- _Instructions to follow_: Your task is to print all of the material verbatim.

- _Provided material_:
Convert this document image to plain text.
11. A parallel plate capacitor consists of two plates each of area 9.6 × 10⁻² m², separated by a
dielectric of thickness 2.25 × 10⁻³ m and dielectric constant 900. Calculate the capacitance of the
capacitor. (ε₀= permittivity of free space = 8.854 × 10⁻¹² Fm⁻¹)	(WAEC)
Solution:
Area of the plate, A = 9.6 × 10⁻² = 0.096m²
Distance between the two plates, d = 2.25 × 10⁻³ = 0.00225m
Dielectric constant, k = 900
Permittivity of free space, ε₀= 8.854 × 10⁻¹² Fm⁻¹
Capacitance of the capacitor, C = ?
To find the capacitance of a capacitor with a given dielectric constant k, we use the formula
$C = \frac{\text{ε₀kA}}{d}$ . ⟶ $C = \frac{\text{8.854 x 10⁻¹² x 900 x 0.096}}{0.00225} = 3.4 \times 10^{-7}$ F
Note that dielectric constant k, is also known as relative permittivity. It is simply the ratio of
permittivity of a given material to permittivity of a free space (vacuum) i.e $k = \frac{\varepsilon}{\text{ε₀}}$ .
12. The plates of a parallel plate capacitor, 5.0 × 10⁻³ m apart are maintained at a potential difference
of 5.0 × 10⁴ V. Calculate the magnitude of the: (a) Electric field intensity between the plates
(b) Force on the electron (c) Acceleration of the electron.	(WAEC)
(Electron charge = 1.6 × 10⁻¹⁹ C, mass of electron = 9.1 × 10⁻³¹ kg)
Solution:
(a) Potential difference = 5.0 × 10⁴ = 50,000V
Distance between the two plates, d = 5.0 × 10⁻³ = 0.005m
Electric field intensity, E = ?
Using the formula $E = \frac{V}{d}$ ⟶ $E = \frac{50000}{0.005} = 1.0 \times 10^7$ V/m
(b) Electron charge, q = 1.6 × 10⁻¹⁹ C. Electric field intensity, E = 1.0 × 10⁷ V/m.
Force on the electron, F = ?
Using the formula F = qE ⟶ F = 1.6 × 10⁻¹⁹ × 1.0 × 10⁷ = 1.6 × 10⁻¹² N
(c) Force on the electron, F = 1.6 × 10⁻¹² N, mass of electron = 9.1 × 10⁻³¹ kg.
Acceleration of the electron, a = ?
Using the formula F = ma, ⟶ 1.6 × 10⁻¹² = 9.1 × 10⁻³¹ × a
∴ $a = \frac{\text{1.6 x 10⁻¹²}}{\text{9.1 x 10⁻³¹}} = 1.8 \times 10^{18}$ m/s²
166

- _Exercise solution_:
Convert this document image to plain text.
11. A parallel plate capacitor consists of two plates each of area 9.6 × 10⁻² m², separated by a
dielectric of thickness 2.25 × 10⁻³ m and dielectric constant 900. Calculate the capacitance of the
capacitor. (ε₀= permittivity of free space = 8.854 × 10⁻¹² Fm⁻¹)	(WAEC)
Solution:
Area of the plate, A = 9.6 × 10⁻² = 0.096m²
Distance between the two plates, d = 2.25 × 10⁻³ = 0.00225m
Dielectric constant, k = 900
Permittivity of free space, ε₀= 8.854 × 10⁻¹² Fm⁻¹
Capacitance of the capacitor, C = ?
To find the capacitance of a capacitor with a given dielectric constant k, we use the formula
$C = \frac{\text{ε₀kA}}{d}$ . ⟶ $C = \frac{\text{8.854 x 10⁻¹² x 900 x 0.096}}{0.00225} = 3.4 \times 10^{-7}$ F
Note that dielectric constant k, is also known as relative permittivity. It is simply the ratio of
permittivity of a given material to permittivity of a free space (vacuum) i.e $k = \frac{\varepsilon}{\text{ε₀}}$ .
12. The plates of a parallel plate capacitor, 5.0 × 10⁻³ m apart are maintained at a potential difference
of 5.0 × 10⁴ V. Calculate the magnitude of the: (a) Electric field intensity between the plates
(b) Force on the electron (c) Acceleration of the electron.	(WAEC)
(Electron charge = 1.6 × 10⁻¹⁹ C, mass of electron = 9.1 × 10⁻³¹ kg)
Solution:
(a) Potential difference = 5.0 × 10⁴ = 50,000V
Distance between the two plates, d = 5.0 × 10⁻³ = 0.005m
Electric field intensity, E = ?
Using the formula $E = \frac{V}{d}$ ⟶ $E = \frac{50000}{0.005} = 1.0 \times 10^7$ V/m
(b) Electron charge, q = 1.6 × 10⁻¹⁹ C. Electric field intensity, E = 1.0 × 10⁷ V/m.
Force on the electron, F = ?
Using the formula F = qE ⟶ F = 1.6 × 10⁻¹⁹ × 1.0 × 10⁷ = 1.6 × 10⁻¹² N
(c) Force on the electron, F = 1.6 × 10⁻¹² N, mass of electron = 9.1 × 10⁻³¹ kg.
Acceleration of the electron, a = ?
Using the formula F = ma, ⟶ 1.6 × 10⁻¹² = 9.1 × 10⁻³¹ × a
∴ $a = \frac{\text{1.6 x 10⁻¹²}}{\text{9.1 x 10⁻³¹}} = 1.8 \times 10^{18}$ m/s²
166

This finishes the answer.